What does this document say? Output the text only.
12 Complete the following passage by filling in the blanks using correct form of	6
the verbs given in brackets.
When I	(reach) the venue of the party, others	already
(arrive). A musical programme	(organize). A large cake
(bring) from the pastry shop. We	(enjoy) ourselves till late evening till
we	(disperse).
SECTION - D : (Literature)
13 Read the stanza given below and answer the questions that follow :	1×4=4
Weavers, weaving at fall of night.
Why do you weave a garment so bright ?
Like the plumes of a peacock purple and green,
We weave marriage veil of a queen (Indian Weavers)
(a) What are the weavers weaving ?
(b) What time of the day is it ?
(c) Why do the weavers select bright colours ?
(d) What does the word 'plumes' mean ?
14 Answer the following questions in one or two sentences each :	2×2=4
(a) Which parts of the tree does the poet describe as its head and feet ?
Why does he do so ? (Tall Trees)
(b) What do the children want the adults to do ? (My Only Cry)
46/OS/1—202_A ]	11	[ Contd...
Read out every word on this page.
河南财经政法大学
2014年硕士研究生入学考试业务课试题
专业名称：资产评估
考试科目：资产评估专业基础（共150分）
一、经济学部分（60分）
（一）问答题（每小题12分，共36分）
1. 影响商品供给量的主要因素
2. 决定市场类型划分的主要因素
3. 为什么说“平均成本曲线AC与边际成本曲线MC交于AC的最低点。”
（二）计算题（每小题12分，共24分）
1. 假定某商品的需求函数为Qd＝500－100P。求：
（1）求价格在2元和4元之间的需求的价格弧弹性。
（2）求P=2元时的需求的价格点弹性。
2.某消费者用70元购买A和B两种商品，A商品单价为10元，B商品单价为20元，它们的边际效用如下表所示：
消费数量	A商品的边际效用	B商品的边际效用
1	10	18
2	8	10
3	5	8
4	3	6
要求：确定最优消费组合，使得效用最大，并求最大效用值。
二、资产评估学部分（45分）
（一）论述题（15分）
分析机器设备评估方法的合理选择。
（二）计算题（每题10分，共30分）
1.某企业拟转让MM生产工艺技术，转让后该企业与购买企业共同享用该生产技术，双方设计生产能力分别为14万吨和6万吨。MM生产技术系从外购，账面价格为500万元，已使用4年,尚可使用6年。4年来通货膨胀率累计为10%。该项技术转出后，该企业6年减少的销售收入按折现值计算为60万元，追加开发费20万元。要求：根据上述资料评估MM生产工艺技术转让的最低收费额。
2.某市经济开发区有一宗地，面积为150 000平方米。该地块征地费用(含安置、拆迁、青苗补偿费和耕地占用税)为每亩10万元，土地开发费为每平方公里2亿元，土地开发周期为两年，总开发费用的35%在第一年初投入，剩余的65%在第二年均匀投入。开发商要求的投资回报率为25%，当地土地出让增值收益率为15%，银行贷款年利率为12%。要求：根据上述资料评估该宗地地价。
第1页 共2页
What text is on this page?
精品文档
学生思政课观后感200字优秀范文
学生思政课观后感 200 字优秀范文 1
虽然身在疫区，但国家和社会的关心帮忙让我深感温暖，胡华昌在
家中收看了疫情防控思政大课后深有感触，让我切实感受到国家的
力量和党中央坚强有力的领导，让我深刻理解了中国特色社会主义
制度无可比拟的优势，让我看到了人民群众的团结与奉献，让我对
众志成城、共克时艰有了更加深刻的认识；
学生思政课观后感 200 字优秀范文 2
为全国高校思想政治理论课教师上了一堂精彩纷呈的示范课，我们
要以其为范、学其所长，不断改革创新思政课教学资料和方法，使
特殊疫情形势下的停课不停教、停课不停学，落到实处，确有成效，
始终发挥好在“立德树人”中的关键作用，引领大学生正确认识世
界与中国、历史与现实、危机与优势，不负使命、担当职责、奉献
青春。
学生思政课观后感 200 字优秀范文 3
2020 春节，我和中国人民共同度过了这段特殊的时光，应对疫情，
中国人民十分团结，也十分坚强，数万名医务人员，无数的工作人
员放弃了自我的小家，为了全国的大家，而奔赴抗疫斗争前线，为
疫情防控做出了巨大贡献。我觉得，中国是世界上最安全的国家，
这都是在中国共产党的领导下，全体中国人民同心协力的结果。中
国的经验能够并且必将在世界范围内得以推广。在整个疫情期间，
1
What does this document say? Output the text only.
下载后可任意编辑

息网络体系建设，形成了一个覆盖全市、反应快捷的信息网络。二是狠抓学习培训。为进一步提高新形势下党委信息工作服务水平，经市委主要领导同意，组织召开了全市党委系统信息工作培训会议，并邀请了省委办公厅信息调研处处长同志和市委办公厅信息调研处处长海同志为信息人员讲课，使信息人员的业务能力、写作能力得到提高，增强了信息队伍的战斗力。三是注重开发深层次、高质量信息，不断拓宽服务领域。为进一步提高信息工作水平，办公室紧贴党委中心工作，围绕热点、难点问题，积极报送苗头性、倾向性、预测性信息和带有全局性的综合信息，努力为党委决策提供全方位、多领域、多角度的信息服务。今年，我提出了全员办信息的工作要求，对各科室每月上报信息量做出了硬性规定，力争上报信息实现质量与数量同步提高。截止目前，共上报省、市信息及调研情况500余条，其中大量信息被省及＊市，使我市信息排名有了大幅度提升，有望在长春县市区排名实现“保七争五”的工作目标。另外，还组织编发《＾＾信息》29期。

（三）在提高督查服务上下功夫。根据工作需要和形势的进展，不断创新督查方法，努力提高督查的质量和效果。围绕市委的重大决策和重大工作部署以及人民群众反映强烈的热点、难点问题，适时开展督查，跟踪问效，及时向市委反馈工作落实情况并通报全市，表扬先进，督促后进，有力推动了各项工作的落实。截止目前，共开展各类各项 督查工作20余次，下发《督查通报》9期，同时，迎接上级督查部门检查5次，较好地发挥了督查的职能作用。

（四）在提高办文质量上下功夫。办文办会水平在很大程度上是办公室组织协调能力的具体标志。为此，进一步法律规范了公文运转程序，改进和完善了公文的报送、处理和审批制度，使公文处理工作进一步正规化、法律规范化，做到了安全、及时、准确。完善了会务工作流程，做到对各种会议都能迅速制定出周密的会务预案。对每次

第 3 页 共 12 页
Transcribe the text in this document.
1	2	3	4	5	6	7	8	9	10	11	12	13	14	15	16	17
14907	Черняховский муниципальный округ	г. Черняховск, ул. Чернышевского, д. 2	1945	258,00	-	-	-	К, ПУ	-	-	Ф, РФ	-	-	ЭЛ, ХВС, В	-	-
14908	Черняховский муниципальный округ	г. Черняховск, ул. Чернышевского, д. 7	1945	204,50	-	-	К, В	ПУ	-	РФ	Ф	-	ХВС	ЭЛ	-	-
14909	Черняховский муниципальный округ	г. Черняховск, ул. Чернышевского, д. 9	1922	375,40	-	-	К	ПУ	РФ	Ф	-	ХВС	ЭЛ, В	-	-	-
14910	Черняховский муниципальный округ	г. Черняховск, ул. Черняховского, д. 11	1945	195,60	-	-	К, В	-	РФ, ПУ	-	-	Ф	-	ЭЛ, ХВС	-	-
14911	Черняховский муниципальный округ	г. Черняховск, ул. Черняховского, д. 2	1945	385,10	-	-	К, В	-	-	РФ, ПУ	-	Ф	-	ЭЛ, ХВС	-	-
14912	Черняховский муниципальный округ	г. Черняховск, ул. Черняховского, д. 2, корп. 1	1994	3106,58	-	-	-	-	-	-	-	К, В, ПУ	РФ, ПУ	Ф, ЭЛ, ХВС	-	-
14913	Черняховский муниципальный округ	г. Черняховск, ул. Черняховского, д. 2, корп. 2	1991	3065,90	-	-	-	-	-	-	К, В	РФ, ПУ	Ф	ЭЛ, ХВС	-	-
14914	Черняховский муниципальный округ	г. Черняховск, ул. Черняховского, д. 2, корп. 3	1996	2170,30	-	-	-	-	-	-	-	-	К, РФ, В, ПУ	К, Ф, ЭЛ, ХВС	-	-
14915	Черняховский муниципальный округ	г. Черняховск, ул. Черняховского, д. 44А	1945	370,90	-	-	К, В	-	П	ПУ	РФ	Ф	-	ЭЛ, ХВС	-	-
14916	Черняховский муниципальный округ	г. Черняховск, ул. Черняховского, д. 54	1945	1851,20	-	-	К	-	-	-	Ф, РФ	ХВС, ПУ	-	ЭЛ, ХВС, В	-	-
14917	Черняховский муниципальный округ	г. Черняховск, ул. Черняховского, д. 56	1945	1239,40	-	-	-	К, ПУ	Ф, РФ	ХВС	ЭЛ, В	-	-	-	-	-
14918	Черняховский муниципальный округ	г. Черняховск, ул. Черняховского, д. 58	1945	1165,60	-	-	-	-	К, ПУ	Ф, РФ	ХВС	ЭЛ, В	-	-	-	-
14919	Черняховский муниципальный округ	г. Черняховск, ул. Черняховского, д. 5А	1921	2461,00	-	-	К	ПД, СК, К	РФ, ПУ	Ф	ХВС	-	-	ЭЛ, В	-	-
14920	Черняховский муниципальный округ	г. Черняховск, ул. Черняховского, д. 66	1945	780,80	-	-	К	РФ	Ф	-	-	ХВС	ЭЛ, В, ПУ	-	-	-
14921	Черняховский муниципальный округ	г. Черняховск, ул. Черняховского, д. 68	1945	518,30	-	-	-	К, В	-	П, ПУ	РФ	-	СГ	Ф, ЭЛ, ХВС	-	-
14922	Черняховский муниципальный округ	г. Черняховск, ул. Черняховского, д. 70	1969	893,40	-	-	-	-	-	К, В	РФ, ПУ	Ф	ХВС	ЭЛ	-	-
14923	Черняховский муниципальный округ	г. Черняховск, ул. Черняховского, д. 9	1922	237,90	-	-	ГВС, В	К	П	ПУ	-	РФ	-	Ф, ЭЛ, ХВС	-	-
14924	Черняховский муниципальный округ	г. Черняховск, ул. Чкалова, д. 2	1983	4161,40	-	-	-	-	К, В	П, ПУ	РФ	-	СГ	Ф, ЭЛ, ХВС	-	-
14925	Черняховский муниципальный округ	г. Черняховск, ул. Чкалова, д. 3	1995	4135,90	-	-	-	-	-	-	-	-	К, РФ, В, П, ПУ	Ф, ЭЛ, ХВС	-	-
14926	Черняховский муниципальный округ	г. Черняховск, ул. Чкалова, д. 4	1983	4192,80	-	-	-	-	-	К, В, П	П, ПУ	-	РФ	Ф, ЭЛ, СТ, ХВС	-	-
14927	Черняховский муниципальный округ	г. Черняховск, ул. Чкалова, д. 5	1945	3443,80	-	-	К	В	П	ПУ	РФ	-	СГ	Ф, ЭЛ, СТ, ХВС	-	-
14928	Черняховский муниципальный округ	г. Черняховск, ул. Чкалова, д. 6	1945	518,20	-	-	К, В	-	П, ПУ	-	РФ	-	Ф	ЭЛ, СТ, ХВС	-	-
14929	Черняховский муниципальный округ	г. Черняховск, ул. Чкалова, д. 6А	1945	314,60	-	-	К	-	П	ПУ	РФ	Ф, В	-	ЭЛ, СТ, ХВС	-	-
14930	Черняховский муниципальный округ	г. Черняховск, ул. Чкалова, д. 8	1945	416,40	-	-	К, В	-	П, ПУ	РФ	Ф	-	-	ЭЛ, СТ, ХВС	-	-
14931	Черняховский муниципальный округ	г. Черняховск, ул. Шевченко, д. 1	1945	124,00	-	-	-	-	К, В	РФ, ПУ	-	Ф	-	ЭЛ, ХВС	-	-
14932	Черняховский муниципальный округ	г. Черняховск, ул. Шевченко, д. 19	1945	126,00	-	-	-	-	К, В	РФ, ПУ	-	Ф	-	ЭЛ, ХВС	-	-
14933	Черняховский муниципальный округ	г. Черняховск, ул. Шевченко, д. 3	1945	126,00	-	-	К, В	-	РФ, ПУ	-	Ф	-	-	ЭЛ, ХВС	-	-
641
******************************
Look through the listing and extract every line with "does" in it.

▸ **Response to this task**
What does this document say? Output the text only.
(d) What does the word 'plumes' mean ?
(a) Which parts of the tree does the poet describe as its head and feet ?
Why does he do so ? (Tall Trees)
What does this document say? Output the text only.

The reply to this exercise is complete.